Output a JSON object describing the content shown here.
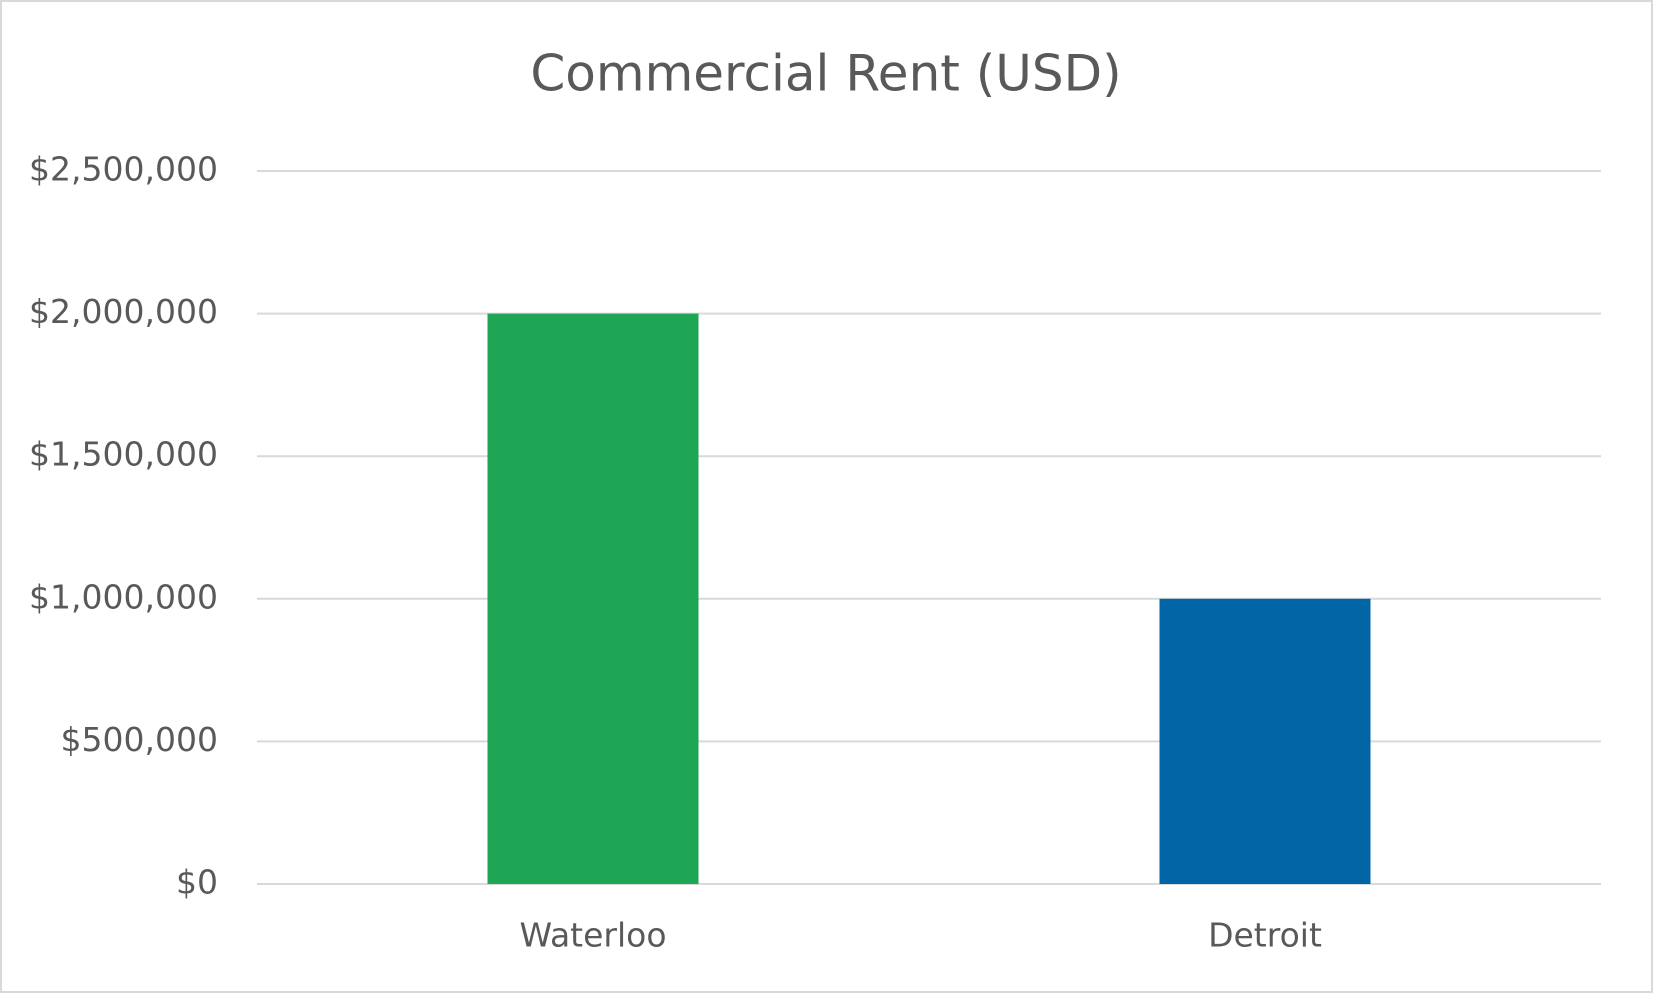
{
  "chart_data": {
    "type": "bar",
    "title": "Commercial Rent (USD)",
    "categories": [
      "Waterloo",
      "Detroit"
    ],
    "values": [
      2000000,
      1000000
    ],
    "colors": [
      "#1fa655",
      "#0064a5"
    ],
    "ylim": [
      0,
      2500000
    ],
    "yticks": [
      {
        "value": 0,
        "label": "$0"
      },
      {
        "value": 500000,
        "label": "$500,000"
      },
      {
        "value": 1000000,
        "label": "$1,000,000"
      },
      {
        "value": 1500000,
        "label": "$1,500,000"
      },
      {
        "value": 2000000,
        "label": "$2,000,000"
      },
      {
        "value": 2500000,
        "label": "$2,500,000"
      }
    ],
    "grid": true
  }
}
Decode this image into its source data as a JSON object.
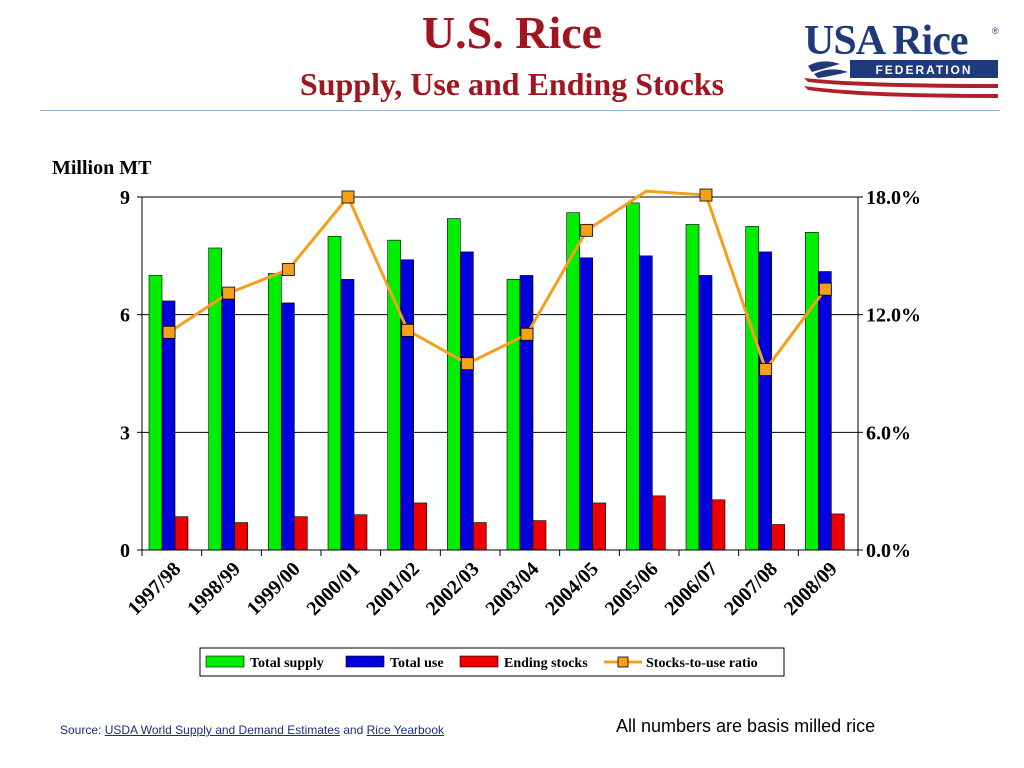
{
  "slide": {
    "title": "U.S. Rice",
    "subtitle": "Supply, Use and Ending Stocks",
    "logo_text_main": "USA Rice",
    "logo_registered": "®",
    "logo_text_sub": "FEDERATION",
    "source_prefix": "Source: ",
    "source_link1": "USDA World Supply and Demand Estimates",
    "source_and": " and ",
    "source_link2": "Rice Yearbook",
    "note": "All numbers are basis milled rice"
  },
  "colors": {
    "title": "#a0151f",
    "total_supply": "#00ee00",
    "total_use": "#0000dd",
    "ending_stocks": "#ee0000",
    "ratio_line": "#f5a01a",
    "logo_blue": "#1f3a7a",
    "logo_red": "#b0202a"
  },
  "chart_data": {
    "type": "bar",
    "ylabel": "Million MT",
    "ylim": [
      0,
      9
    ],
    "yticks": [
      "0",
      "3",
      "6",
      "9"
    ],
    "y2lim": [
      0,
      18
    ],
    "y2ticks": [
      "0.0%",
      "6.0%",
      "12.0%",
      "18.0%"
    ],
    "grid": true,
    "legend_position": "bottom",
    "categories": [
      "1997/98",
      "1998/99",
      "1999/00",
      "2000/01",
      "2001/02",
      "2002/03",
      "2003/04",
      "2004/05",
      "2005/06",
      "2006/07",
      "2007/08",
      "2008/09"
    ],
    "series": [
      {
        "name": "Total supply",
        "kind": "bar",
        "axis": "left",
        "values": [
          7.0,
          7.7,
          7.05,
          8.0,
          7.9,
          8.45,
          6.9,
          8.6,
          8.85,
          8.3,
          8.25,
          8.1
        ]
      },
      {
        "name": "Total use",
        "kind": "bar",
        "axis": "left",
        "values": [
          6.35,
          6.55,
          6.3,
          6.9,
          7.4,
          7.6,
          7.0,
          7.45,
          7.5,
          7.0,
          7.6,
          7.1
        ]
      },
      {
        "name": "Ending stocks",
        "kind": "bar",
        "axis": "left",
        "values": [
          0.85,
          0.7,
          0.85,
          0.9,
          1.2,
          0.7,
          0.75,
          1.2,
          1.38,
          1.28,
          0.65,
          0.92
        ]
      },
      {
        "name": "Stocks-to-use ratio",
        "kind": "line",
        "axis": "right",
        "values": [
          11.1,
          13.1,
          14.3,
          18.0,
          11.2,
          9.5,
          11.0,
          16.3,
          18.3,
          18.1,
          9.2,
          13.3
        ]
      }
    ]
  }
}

※ ※ ※

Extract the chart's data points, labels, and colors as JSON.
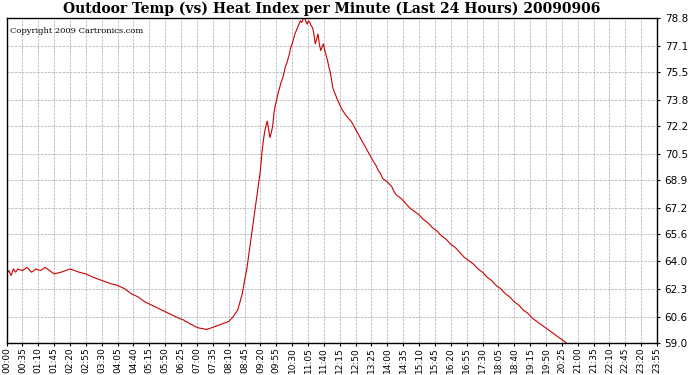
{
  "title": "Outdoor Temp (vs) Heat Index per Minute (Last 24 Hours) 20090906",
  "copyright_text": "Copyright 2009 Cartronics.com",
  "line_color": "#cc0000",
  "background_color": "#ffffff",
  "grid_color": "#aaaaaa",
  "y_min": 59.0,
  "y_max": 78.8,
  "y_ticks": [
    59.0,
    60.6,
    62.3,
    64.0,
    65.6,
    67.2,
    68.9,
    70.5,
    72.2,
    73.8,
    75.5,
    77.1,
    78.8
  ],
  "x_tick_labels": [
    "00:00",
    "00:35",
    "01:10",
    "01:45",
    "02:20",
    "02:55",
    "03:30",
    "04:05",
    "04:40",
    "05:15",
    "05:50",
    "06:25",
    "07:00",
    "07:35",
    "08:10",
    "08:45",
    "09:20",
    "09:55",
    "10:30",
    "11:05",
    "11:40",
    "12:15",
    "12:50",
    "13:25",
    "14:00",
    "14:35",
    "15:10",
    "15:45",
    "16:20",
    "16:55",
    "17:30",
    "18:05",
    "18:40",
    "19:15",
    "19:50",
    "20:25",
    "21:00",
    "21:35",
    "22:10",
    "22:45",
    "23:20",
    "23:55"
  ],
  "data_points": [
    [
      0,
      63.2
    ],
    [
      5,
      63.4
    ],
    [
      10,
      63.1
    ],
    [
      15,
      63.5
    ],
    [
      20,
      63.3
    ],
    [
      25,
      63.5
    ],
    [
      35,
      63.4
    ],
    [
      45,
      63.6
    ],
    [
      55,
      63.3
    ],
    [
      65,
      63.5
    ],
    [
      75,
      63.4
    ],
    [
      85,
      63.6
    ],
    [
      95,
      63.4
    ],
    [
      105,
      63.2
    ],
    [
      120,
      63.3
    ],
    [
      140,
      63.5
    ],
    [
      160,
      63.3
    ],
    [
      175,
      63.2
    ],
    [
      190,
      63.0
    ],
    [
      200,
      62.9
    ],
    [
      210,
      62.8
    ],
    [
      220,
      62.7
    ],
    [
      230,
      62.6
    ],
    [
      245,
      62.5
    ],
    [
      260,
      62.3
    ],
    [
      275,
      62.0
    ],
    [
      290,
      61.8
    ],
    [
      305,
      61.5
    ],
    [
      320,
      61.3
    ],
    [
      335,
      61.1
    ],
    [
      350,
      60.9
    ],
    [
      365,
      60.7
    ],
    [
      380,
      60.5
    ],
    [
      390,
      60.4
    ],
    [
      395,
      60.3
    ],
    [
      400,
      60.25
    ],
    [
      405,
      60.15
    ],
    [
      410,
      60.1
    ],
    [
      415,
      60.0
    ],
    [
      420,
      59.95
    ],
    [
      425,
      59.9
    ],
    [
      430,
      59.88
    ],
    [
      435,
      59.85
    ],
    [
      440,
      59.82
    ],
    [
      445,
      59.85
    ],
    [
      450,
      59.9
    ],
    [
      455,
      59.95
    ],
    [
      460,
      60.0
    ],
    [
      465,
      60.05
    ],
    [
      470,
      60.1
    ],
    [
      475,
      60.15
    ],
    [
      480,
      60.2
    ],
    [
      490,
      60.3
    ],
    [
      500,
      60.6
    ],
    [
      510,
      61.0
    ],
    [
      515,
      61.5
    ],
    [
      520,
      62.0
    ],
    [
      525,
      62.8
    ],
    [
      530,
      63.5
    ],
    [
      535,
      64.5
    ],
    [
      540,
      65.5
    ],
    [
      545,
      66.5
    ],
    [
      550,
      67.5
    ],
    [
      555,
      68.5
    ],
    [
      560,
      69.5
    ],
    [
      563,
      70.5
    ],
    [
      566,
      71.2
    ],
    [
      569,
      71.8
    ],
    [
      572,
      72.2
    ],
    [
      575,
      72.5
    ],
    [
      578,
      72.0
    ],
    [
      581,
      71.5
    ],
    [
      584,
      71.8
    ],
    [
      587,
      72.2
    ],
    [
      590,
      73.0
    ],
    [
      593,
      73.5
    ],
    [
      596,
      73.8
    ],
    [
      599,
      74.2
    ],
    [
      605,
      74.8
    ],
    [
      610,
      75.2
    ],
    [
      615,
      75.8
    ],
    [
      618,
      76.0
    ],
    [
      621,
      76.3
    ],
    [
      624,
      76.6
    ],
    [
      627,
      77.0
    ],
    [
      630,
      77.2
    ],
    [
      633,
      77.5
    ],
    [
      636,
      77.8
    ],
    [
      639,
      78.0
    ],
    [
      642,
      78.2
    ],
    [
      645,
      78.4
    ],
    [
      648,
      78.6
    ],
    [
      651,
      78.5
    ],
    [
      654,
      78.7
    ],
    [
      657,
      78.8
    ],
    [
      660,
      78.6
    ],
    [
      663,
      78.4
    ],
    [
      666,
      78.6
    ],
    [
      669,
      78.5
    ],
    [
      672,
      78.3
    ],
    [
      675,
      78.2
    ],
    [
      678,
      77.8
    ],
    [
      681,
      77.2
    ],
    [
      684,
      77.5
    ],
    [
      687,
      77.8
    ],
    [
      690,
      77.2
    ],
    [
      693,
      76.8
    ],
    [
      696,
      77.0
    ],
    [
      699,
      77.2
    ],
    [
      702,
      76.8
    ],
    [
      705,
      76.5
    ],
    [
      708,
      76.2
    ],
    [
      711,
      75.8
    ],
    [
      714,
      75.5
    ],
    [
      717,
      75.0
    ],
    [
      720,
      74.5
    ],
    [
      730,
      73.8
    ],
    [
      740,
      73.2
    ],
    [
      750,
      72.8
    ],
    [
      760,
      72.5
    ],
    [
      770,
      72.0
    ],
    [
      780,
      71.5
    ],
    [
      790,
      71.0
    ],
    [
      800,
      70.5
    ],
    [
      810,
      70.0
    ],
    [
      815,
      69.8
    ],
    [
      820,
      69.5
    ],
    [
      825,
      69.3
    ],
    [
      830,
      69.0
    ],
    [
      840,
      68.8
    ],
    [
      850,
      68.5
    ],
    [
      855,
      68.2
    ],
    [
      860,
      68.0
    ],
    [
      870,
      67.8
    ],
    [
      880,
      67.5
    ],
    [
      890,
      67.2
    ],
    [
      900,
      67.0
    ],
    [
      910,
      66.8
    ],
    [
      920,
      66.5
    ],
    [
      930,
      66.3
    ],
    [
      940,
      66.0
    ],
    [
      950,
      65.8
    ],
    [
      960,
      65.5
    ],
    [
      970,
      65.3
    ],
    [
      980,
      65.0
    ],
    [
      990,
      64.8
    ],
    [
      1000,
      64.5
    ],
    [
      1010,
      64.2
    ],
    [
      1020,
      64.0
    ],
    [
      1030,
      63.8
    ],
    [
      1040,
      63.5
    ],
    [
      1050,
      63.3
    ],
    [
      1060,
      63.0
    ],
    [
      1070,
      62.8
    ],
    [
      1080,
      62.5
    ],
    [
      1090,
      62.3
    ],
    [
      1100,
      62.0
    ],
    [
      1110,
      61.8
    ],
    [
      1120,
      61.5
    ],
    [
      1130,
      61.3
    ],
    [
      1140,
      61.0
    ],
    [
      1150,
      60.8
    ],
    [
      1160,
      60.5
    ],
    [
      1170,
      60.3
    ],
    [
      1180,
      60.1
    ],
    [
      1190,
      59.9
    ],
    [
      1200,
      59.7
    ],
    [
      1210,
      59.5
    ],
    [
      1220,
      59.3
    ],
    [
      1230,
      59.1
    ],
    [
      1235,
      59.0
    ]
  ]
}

※ ※ ※

§ Problem statement: Go through the listing above and return every line where the word "JSON" occurs.

§ Exercise answer:
Output a JSON object describing the content shown here.
Decode this image into its source data as a JSON object.
Extract the chart's data points, labels, and colors as JSON.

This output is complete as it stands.